● **The exercise**
Quote the whole listing exactly. Leave the pictures out of your copy.

(Figure dataset records)
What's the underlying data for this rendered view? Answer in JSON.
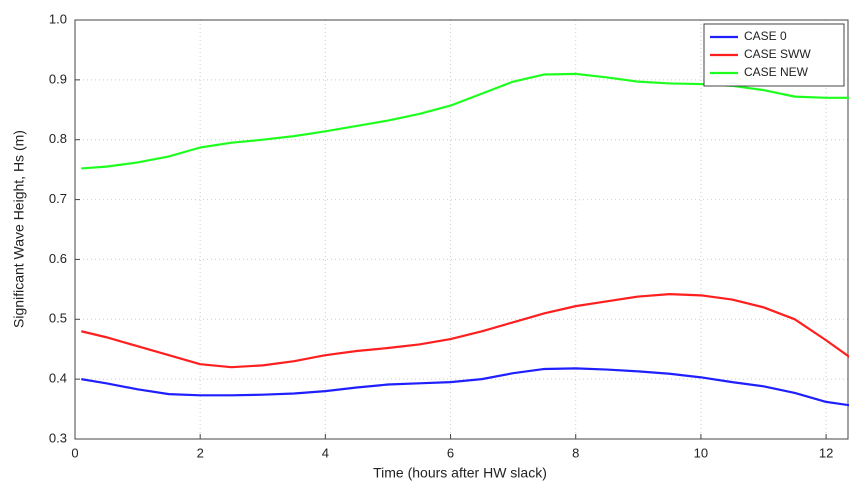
{
  "chart_data": {
    "type": "line",
    "xlabel": "Time (hours after HW slack)",
    "ylabel": "Significant Wave Height, Hs (m)",
    "x": [
      0.1,
      0.5,
      1,
      1.5,
      2,
      2.5,
      3,
      3.5,
      4,
      4.5,
      5,
      5.5,
      6,
      6.5,
      7,
      7.5,
      8,
      8.5,
      9,
      9.5,
      10,
      10.5,
      11,
      11.5,
      12,
      12.4
    ],
    "series": [
      {
        "name": "CASE 0",
        "color": "#1f1fff",
        "values": [
          0.4,
          0.393,
          0.383,
          0.375,
          0.373,
          0.373,
          0.374,
          0.376,
          0.38,
          0.386,
          0.391,
          0.393,
          0.395,
          0.4,
          0.41,
          0.417,
          0.418,
          0.416,
          0.413,
          0.409,
          0.403,
          0.395,
          0.388,
          0.377,
          0.362,
          0.356
        ]
      },
      {
        "name": "CASE SWW",
        "color": "#ff1f1f",
        "values": [
          0.48,
          0.47,
          0.455,
          0.44,
          0.425,
          0.42,
          0.423,
          0.43,
          0.44,
          0.447,
          0.452,
          0.458,
          0.467,
          0.48,
          0.495,
          0.51,
          0.522,
          0.53,
          0.538,
          0.542,
          0.54,
          0.533,
          0.52,
          0.5,
          0.465,
          0.435
        ]
      },
      {
        "name": "CASE NEW",
        "color": "#1fff1f",
        "values": [
          0.752,
          0.755,
          0.762,
          0.772,
          0.787,
          0.795,
          0.8,
          0.806,
          0.814,
          0.823,
          0.832,
          0.843,
          0.857,
          0.877,
          0.897,
          0.909,
          0.91,
          0.904,
          0.897,
          0.894,
          0.893,
          0.89,
          0.883,
          0.872,
          0.87,
          0.87
        ]
      }
    ],
    "xlim": [
      0,
      12.35
    ],
    "xticks": [
      0,
      2,
      4,
      6,
      8,
      10,
      12
    ],
    "ylim": [
      0.3,
      1
    ],
    "yticks": [
      0.3,
      0.4,
      0.5,
      0.6,
      0.7,
      0.8,
      0.9,
      {
        "value": 1,
        "label": "1.0"
      }
    ],
    "grid": true,
    "legend": "upper-right"
  }
}
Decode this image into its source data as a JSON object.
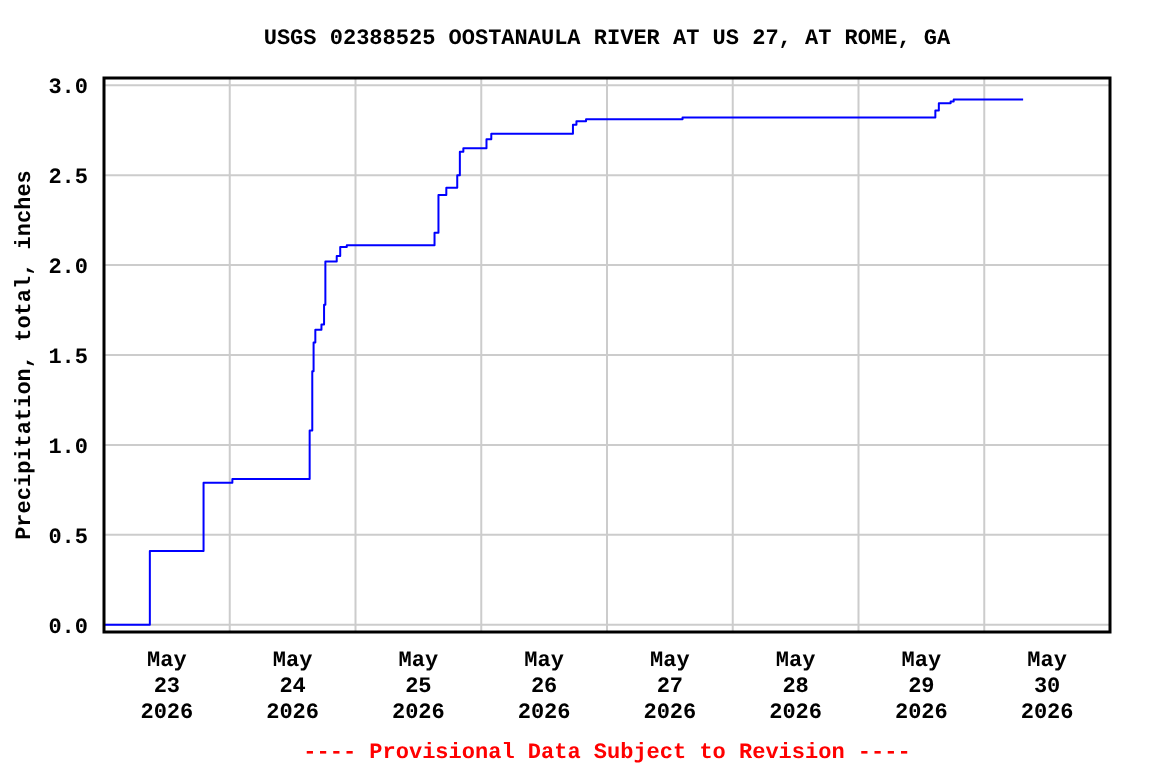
{
  "chart_data": {
    "type": "step",
    "title": "USGS 02388525 OOSTANAULA RIVER AT US 27, AT ROME, GA",
    "ylabel": "Precipitation, total, inches",
    "annotations": [
      "---- Provisional Data Subject to Revision ----"
    ],
    "series": [
      {
        "color": "#0000ff",
        "x": [
          "2026-05-23T00:00",
          "2026-05-23T08:45",
          "2026-05-23T19:00",
          "2026-05-24T00:30",
          "2026-05-24T15:15",
          "2026-05-24T15:45",
          "2026-05-24T16:00",
          "2026-05-24T16:20",
          "2026-05-24T17:30",
          "2026-05-24T18:00",
          "2026-05-24T18:15",
          "2026-05-24T20:25",
          "2026-05-24T21:05",
          "2026-05-24T22:20",
          "2026-05-25T15:05",
          "2026-05-25T15:50",
          "2026-05-25T17:20",
          "2026-05-25T19:25",
          "2026-05-25T19:55",
          "2026-05-25T20:35",
          "2026-05-26T01:00",
          "2026-05-26T01:55",
          "2026-05-26T17:30",
          "2026-05-26T18:10",
          "2026-05-26T20:00",
          "2026-05-27T14:25",
          "2026-05-29T14:40",
          "2026-05-29T15:20",
          "2026-05-29T17:35",
          "2026-05-29T18:10",
          "2026-05-30T07:25"
        ],
        "values": [
          0,
          0.41,
          0.79,
          0.81,
          1.08,
          1.41,
          1.57,
          1.64,
          1.67,
          1.78,
          2.02,
          2.05,
          2.1,
          2.11,
          2.18,
          2.39,
          2.43,
          2.5,
          2.63,
          2.65,
          2.7,
          2.73,
          2.78,
          2.8,
          2.81,
          2.82,
          2.86,
          2.9,
          2.91,
          2.92,
          2.92
        ]
      }
    ],
    "xlim": [
      "2026-05-23T00:00",
      "2026-05-31T00:00"
    ],
    "xticks": [
      {
        "value": "2026-05-23T12:00",
        "label": "May\n23\n2026"
      },
      {
        "value": "2026-05-24T00:00",
        "label": null
      },
      {
        "value": "2026-05-24T12:00",
        "label": "May\n24\n2026"
      },
      {
        "value": "2026-05-25T00:00",
        "label": null
      },
      {
        "value": "2026-05-25T12:00",
        "label": "May\n25\n2026"
      },
      {
        "value": "2026-05-26T00:00",
        "label": null
      },
      {
        "value": "2026-05-26T12:00",
        "label": "May\n26\n2026"
      },
      {
        "value": "2026-05-27T00:00",
        "label": null
      },
      {
        "value": "2026-05-27T12:00",
        "label": "May\n27\n2026"
      },
      {
        "value": "2026-05-28T00:00",
        "label": null
      },
      {
        "value": "2026-05-28T12:00",
        "label": "May\n28\n2026"
      },
      {
        "value": "2026-05-29T00:00",
        "label": null
      },
      {
        "value": "2026-05-29T12:00",
        "label": "May\n29\n2026"
      },
      {
        "value": "2026-05-30T00:00",
        "label": null
      },
      {
        "value": "2026-05-30T12:00",
        "label": "May\n30\n2026"
      }
    ],
    "ylim": [
      -0.04,
      3.04
    ],
    "yticks": [
      {
        "value": 0,
        "label": "0.0"
      },
      0.5,
      {
        "value": 1,
        "label": "1.0"
      },
      1.5,
      {
        "value": 2,
        "label": "2.0"
      },
      2.5,
      {
        "value": 3,
        "label": "3.0"
      }
    ],
    "grid": true
  }
}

● **Expected answer**
What's the underlying data for this rendered view? Answer in JSON.
{
  "chart_data": {
    "type": "line",
    "xlabel": "Time (hours after HW slack)",
    "ylabel": "Significant Wave Height, Hs (m)",
    "x": [
      0.1,
      0.5,
      1,
      1.5,
      2,
      2.5,
      3,
      3.5,
      4,
      4.5,
      5,
      5.5,
      6,
      6.5,
      7,
      7.5,
      8,
      8.5,
      9,
      9.5,
      10,
      10.5,
      11,
      11.5,
      12,
      12.4
    ],
    "series": [
      {
        "name": "CASE 0",
        "color": "#1f1fff",
        "values": [
          0.4,
          0.393,
          0.383,
          0.375,
          0.373,
          0.373,
          0.374,
          0.376,
          0.38,
          0.386,
          0.391,
          0.393,
          0.395,
          0.4,
          0.41,
          0.417,
          0.418,
          0.416,
          0.413,
          0.409,
          0.403,
          0.395,
          0.388,
          0.377,
          0.362,
          0.356
        ]
      },
      {
        "name": "CASE SWW",
        "color": "#ff1f1f",
        "values": [
          0.48,
          0.47,
          0.455,
          0.44,
          0.425,
          0.42,
          0.423,
          0.43,
          0.44,
          0.447,
          0.452,
          0.458,
          0.467,
          0.48,
          0.495,
          0.51,
          0.522,
          0.53,
          0.538,
          0.542,
          0.54,
          0.533,
          0.52,
          0.5,
          0.465,
          0.435
        ]
      },
      {
        "name": "CASE NEW",
        "color": "#1fff1f",
        "values": [
          0.752,
          0.755,
          0.762,
          0.772,
          0.787,
          0.795,
          0.8,
          0.806,
          0.814,
          0.823,
          0.832,
          0.843,
          0.857,
          0.877,
          0.897,
          0.909,
          0.91,
          0.904,
          0.897,
          0.894,
          0.893,
          0.89,
          0.883,
          0.872,
          0.87,
          0.87
        ]
      }
    ],
    "xlim": [
      0,
      12.35
    ],
    "xticks": [
      0,
      2,
      4,
      6,
      8,
      10,
      12
    ],
    "ylim": [
      0.3,
      1
    ],
    "yticks": [
      0.3,
      0.4,
      0.5,
      0.6,
      0.7,
      0.8,
      0.9,
      {
        "value": 1,
        "label": "1.0"
      }
    ],
    "grid": true,
    "legend": "upper-right"
  }
}
Decode this image into its source data as a JSON object.
{
  "chart_data": {
    "type": "step",
    "title": "USGS 02388525 OOSTANAULA RIVER AT US 27, AT ROME, GA",
    "ylabel": "Precipitation, total, inches",
    "annotations": [
      "---- Provisional Data Subject to Revision ----"
    ],
    "series": [
      {
        "color": "#0000ff",
        "x": [
          "2026-05-23T00:00",
          "2026-05-23T08:45",
          "2026-05-23T19:00",
          "2026-05-24T00:30",
          "2026-05-24T15:15",
          "2026-05-24T15:45",
          "2026-05-24T16:00",
          "2026-05-24T16:20",
          "2026-05-24T17:30",
          "2026-05-24T18:00",
          "2026-05-24T18:15",
          "2026-05-24T20:25",
          "2026-05-24T21:05",
          "2026-05-24T22:20",
          "2026-05-25T15:05",
          "2026-05-25T15:50",
          "2026-05-25T17:20",
          "2026-05-25T19:25",
          "2026-05-25T19:55",
          "2026-05-25T20:35",
          "2026-05-26T01:00",
          "2026-05-26T01:55",
          "2026-05-26T17:30",
          "2026-05-26T18:10",
          "2026-05-26T20:00",
          "2026-05-27T14:25",
          "2026-05-29T14:40",
          "2026-05-29T15:20",
          "2026-05-29T17:35",
          "2026-05-29T18:10",
          "2026-05-30T07:25"
        ],
        "values": [
          0,
          0.41,
          0.79,
          0.81,
          1.08,
          1.41,
          1.57,
          1.64,
          1.67,
          1.78,
          2.02,
          2.05,
          2.1,
          2.11,
          2.18,
          2.39,
          2.43,
          2.5,
          2.63,
          2.65,
          2.7,
          2.73,
          2.78,
          2.8,
          2.81,
          2.82,
          2.86,
          2.9,
          2.91,
          2.92,
          2.92
        ]
      }
    ],
    "xlim": [
      "2026-05-23T00:00",
      "2026-05-31T00:00"
    ],
    "xticks": [
      {
        "value": "2026-05-23T12:00",
        "label": "May\n23\n2026"
      },
      {
        "value": "2026-05-24T00:00",
        "label": null
      },
      {
        "value": "2026-05-24T12:00",
        "label": "May\n24\n2026"
      },
      {
        "value": "2026-05-25T00:00",
        "label": null
      },
      {
        "value": "2026-05-25T12:00",
        "label": "May\n25\n2026"
      },
      {
        "value": "2026-05-26T00:00",
        "label": null
      },
      {
        "value": "2026-05-26T12:00",
        "label": "May\n26\n2026"
      },
      {
        "value": "2026-05-27T00:00",
        "label": null
      },
      {
        "value": "2026-05-27T12:00",
        "label": "May\n27\n2026"
      },
      {
        "value": "2026-05-28T00:00",
        "label": null
      },
      {
        "value": "2026-05-28T12:00",
        "label": "May\n28\n2026"
      },
      {
        "value": "2026-05-29T00:00",
        "label": null
      },
      {
        "value": "2026-05-29T12:00",
        "label": "May\n29\n2026"
      },
      {
        "value": "2026-05-30T00:00",
        "label": null
      },
      {
        "value": "2026-05-30T12:00",
        "label": "May\n30\n2026"
      }
    ],
    "ylim": [
      -0.04,
      3.04
    ],
    "yticks": [
      {
        "value": 0,
        "label": "0.0"
      },
      0.5,
      {
        "value": 1,
        "label": "1.0"
      },
      1.5,
      {
        "value": 2,
        "label": "2.0"
      },
      2.5,
      {
        "value": 3,
        "label": "3.0"
      }
    ],
    "grid": true
  }
}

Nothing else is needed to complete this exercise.